START RECORDS TO USE
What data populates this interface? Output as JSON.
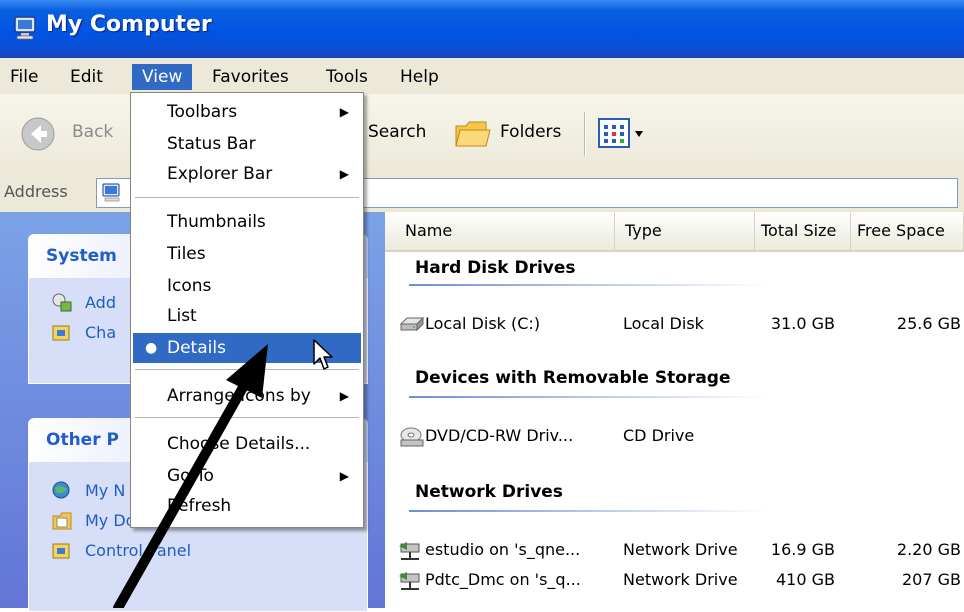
{
  "window": {
    "title": "My Computer"
  },
  "menubar": {
    "items": [
      "File",
      "Edit",
      "View",
      "Favorites",
      "Tools",
      "Help"
    ]
  },
  "toolbar": {
    "back": "Back",
    "search": "Search",
    "folders": "Folders"
  },
  "addressbar": {
    "label": "Address"
  },
  "leftpane": {
    "system": {
      "title": "System",
      "links": [
        "Add",
        "Cha"
      ]
    },
    "other": {
      "title": "Other P",
      "links": [
        "My N",
        "My Documents",
        "Control Panel"
      ]
    }
  },
  "viewmenu": {
    "items": [
      {
        "label": "Toolbars",
        "submenu": true
      },
      {
        "label": "Status Bar",
        "submenu": false
      },
      {
        "label": "Explorer Bar",
        "submenu": true
      },
      {
        "label": "Thumbnails",
        "submenu": false
      },
      {
        "label": "Tiles",
        "submenu": false
      },
      {
        "label": "Icons",
        "submenu": false
      },
      {
        "label": "List",
        "submenu": false
      },
      {
        "label": "Details",
        "submenu": false,
        "selected": true
      },
      {
        "label": "Arrange Icons by",
        "submenu": true
      },
      {
        "label": "Choose Details...",
        "submenu": false
      },
      {
        "label": "Go To",
        "submenu": true
      },
      {
        "label": "Refresh",
        "submenu": false
      }
    ],
    "bullet": "●",
    "arrow": "▶"
  },
  "details": {
    "columns": [
      "Name",
      "Type",
      "Total Size",
      "Free Space"
    ],
    "groups": [
      {
        "title": "Hard Disk Drives",
        "rows": [
          {
            "icon": "hard-disk-icon",
            "name": "Local Disk (C:)",
            "type": "Local Disk",
            "total": "31.0 GB",
            "free": "25.6 GB"
          }
        ]
      },
      {
        "title": "Devices with Removable Storage",
        "rows": [
          {
            "icon": "cd-drive-icon",
            "name": "DVD/CD-RW Driv...",
            "type": "CD Drive",
            "total": "",
            "free": ""
          }
        ]
      },
      {
        "title": "Network Drives",
        "rows": [
          {
            "icon": "network-drive-icon",
            "name": "estudio on 's_qne...",
            "type": "Network Drive",
            "total": "16.9 GB",
            "free": "2.20 GB"
          },
          {
            "icon": "network-drive-icon",
            "name": "Pdtc_Dmc on 's_q...",
            "type": "Network Drive",
            "total": "410 GB",
            "free": "207 GB"
          }
        ]
      }
    ]
  },
  "colors": {
    "titlebar": "#0054e3",
    "highlight": "#316ac5",
    "taskpane": "#7ba2e7",
    "taskLink": "#215dc6"
  }
}
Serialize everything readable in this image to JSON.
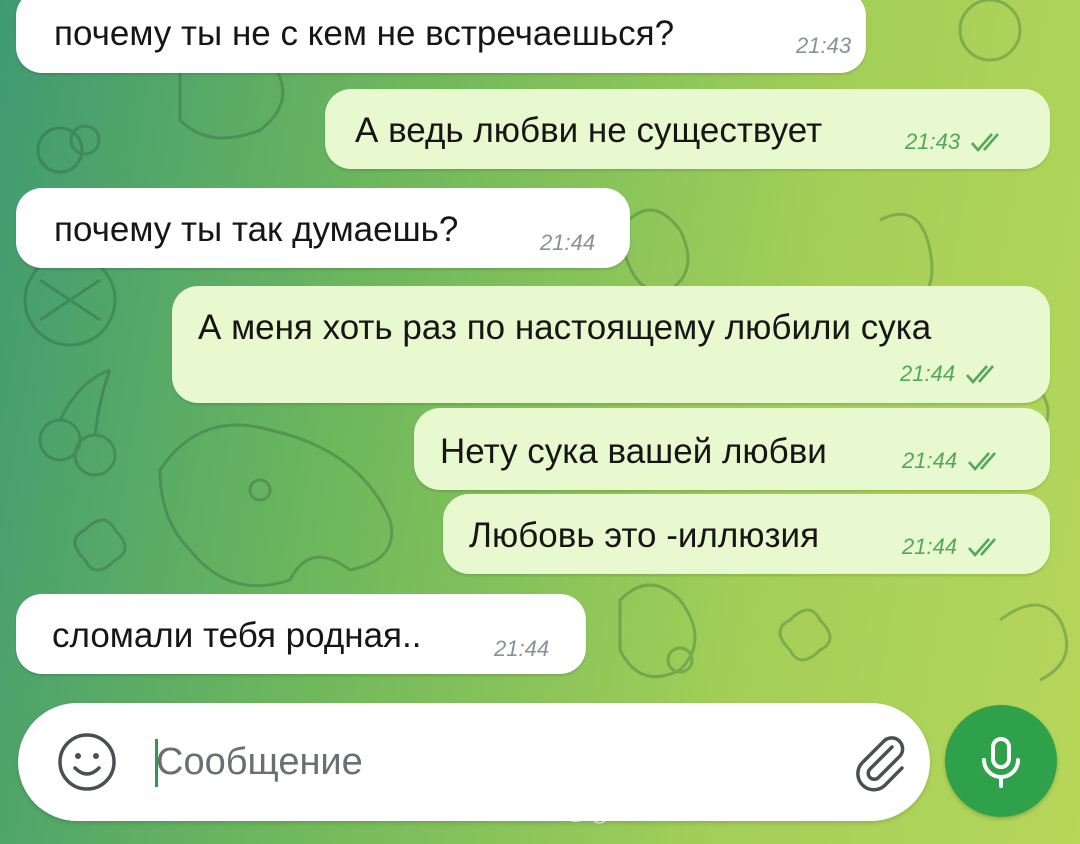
{
  "chat": {
    "messages": [
      {
        "direction": "incoming",
        "text": "почему ты не с кем не встречаешься?",
        "time": "21:43"
      },
      {
        "direction": "outgoing",
        "text": "А ведь любви не существует",
        "time": "21:43",
        "status": "read"
      },
      {
        "direction": "incoming",
        "text": "почему ты так думаешь?",
        "time": "21:44"
      },
      {
        "direction": "outgoing",
        "text": "А меня хоть раз по настоящему любили сука",
        "time": "21:44",
        "status": "read"
      },
      {
        "direction": "outgoing",
        "text": "Нету сука вашей любви",
        "time": "21:44",
        "status": "read"
      },
      {
        "direction": "outgoing",
        "text": "Любовь это -иллюзия",
        "time": "21:44",
        "status": "read"
      },
      {
        "direction": "incoming",
        "text": "сломали тебя родная..",
        "time": "21:44"
      }
    ]
  },
  "composer": {
    "placeholder": "Сообщение",
    "value": "",
    "emoji_icon": "smile-icon",
    "attach_icon": "paperclip-icon",
    "mic_icon": "microphone-icon"
  },
  "watermark": {
    "text": "♪@general.mam"
  },
  "colors": {
    "incoming_bubble": "#ffffff",
    "outgoing_bubble": "#e8f8cf",
    "outgoing_meta": "#53a85a",
    "mic_button": "#2ea14a",
    "background_start": "#3f9a72",
    "background_end": "#b7d65a"
  }
}
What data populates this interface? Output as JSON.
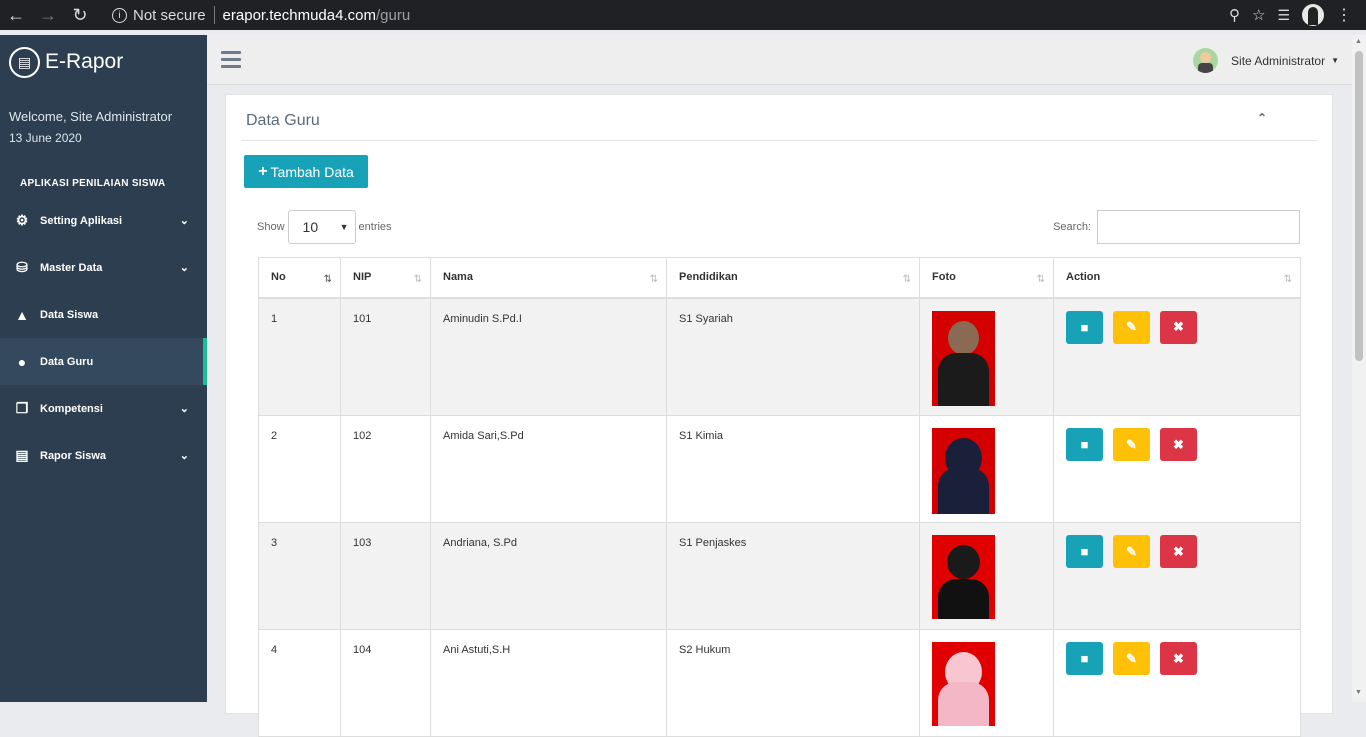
{
  "browser": {
    "security": "Not secure",
    "url_host": "erapor.techmuda4.com",
    "url_path": "/guru"
  },
  "sidebar": {
    "brand": "E-Rapor",
    "welcome": "Welcome, Site Administrator",
    "date": "13 June 2020",
    "section": "APLIKASI PENILAIAN SISWA",
    "items": [
      {
        "label": "Setting Aplikasi",
        "icon": "gear-icon",
        "has_chevron": true
      },
      {
        "label": "Master Data",
        "icon": "database-icon",
        "has_chevron": true
      },
      {
        "label": "Data Siswa",
        "icon": "graduation-cap-icon",
        "has_chevron": false
      },
      {
        "label": "Data Guru",
        "icon": "user-icon",
        "has_chevron": false,
        "active": true
      },
      {
        "label": "Kompetensi",
        "icon": "copy-icon",
        "has_chevron": true
      },
      {
        "label": "Rapor Siswa",
        "icon": "book-icon",
        "has_chevron": true
      }
    ]
  },
  "header": {
    "user": "Site Administrator"
  },
  "card": {
    "title": "Data Guru",
    "add_button": "Tambah Data",
    "show_label": "Show",
    "entries_value": "10",
    "entries_label": "entries",
    "search_label": "Search:"
  },
  "table": {
    "columns": [
      "No",
      "NIP",
      "Nama",
      "Pendidikan",
      "Foto",
      "Action"
    ],
    "rows": [
      {
        "no": "1",
        "nip": "101",
        "nama": "Aminudin S.Pd.I",
        "pendidikan": "S1 Syariah"
      },
      {
        "no": "2",
        "nip": "102",
        "nama": "Amida Sari,S.Pd",
        "pendidikan": "S1 Kimia"
      },
      {
        "no": "3",
        "nip": "103",
        "nama": "Andriana, S.Pd",
        "pendidikan": "S1 Penjaskes"
      },
      {
        "no": "4",
        "nip": "104",
        "nama": "Ani Astuti,S.H",
        "pendidikan": "S2 Hukum"
      }
    ]
  },
  "colors": {
    "sidebar_bg": "#2c3e50",
    "accent": "#1abc9c",
    "primary": "#17a2b8",
    "warning": "#ffc107",
    "danger": "#dc3545",
    "photo_bg": "#e00000"
  }
}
END RECORDS TO USE
INSTRUCTIONS TO FOLLOW –
Copy every line from the records above that contains the word "Drives".

EXERCISE ANSWER –
        "title": "Hard Disk Drives",
        "title": "Network Drives",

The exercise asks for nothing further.